▸ **SUPPLIED MATERIAL**
________________________
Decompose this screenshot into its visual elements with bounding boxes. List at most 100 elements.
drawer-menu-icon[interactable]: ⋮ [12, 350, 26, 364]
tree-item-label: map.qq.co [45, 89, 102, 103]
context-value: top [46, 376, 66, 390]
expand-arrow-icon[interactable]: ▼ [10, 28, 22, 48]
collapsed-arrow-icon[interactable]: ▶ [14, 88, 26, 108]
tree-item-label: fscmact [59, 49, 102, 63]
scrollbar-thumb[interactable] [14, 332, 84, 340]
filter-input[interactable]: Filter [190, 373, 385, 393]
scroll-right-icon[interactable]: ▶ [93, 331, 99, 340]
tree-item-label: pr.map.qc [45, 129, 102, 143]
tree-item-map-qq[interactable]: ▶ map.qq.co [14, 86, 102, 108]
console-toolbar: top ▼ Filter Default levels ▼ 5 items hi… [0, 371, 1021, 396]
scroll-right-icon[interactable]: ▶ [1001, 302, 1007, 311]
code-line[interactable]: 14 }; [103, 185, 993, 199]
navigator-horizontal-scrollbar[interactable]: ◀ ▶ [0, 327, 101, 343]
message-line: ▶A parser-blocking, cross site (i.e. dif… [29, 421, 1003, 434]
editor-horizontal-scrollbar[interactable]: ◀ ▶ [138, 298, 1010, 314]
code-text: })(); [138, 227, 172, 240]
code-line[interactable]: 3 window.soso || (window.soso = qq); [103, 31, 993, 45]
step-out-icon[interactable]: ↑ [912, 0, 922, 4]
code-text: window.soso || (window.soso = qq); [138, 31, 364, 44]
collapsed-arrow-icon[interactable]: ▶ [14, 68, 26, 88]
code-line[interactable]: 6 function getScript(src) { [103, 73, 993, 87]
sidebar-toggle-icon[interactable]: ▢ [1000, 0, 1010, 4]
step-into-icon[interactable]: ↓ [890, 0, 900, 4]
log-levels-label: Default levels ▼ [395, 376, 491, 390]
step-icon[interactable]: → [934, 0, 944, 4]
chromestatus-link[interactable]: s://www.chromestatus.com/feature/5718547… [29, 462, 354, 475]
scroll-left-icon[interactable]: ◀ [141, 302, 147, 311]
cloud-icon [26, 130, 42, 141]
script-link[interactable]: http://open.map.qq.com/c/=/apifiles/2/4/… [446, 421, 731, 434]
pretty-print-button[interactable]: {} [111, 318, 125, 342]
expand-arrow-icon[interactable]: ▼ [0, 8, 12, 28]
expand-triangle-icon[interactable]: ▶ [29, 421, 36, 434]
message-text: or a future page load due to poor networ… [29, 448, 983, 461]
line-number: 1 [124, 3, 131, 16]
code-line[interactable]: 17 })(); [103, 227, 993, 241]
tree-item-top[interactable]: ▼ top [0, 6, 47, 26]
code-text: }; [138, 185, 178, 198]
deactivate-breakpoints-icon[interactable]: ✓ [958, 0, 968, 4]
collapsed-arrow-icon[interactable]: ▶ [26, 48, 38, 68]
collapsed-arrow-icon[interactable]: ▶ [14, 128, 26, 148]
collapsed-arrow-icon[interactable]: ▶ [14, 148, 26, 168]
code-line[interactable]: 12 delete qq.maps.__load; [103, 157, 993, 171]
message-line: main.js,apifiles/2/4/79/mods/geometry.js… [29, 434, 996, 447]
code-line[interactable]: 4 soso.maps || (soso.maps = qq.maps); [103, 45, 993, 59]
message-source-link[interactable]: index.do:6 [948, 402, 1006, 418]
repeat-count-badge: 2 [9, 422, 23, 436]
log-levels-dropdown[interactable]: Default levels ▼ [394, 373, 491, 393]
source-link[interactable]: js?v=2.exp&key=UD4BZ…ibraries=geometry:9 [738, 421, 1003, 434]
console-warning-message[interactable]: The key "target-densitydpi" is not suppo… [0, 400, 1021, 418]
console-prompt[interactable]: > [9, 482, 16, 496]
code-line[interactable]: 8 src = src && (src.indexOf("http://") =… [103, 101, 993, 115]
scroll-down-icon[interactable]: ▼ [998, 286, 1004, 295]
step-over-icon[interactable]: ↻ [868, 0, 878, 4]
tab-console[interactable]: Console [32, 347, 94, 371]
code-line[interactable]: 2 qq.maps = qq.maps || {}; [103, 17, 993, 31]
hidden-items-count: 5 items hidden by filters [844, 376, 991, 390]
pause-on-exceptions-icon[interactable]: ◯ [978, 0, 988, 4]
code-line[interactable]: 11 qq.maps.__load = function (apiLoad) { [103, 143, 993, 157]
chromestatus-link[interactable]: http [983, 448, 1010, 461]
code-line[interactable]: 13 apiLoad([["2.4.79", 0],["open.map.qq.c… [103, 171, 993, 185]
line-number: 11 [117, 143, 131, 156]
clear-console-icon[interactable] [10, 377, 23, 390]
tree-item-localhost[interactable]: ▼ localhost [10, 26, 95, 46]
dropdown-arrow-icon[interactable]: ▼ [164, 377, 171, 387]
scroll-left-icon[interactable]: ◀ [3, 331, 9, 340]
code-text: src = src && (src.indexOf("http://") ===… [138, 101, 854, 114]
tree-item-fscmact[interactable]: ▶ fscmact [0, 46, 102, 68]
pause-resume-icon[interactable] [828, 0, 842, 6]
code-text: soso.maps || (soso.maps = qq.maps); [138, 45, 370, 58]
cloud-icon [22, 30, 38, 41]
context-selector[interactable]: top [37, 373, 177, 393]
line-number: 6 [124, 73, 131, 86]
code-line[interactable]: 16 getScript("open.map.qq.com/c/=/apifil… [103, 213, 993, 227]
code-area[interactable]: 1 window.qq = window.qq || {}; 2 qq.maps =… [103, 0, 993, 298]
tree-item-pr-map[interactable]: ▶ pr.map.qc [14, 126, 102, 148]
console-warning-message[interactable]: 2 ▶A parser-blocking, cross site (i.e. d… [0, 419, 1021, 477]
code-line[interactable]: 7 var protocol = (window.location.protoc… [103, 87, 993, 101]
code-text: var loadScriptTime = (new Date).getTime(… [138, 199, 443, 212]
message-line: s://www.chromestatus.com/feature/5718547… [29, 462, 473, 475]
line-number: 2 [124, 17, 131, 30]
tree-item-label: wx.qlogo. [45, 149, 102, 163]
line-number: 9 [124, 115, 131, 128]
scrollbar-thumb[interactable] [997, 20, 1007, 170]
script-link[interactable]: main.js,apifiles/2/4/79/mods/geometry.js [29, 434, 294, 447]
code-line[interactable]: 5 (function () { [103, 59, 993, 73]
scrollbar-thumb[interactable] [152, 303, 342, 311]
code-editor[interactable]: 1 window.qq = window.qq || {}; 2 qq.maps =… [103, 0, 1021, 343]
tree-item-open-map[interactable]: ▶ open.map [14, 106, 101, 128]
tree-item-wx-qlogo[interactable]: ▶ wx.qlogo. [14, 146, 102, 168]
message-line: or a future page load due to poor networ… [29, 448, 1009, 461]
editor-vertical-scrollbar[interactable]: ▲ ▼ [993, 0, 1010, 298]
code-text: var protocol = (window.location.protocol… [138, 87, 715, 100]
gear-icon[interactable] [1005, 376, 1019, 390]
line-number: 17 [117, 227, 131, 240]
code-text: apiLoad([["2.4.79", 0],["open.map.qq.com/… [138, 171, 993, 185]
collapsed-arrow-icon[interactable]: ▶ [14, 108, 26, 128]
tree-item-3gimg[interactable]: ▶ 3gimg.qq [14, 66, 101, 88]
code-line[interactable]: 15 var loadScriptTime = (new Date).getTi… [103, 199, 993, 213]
________________________
▸ **PROBLEM REQUIREMENTS**
Copy the lines again, starting at the first one and ending at the one that contains "expand-arrow-icon[interactable]: ▼ [10, 28, 22, 48]", with "context-value" changed to "context-label" and everything else left as it is.

▸ **SOLUTION TO THIS TASK**
Decompose this screenshot into its visual elements with bounding boxes. List at most 100 elements.
drawer-menu-icon[interactable]: ⋮ [12, 350, 26, 364]
tree-item-label: map.qq.co [45, 89, 102, 103]
context-label: top [46, 376, 66, 390]
expand-arrow-icon[interactable]: ▼ [10, 28, 22, 48]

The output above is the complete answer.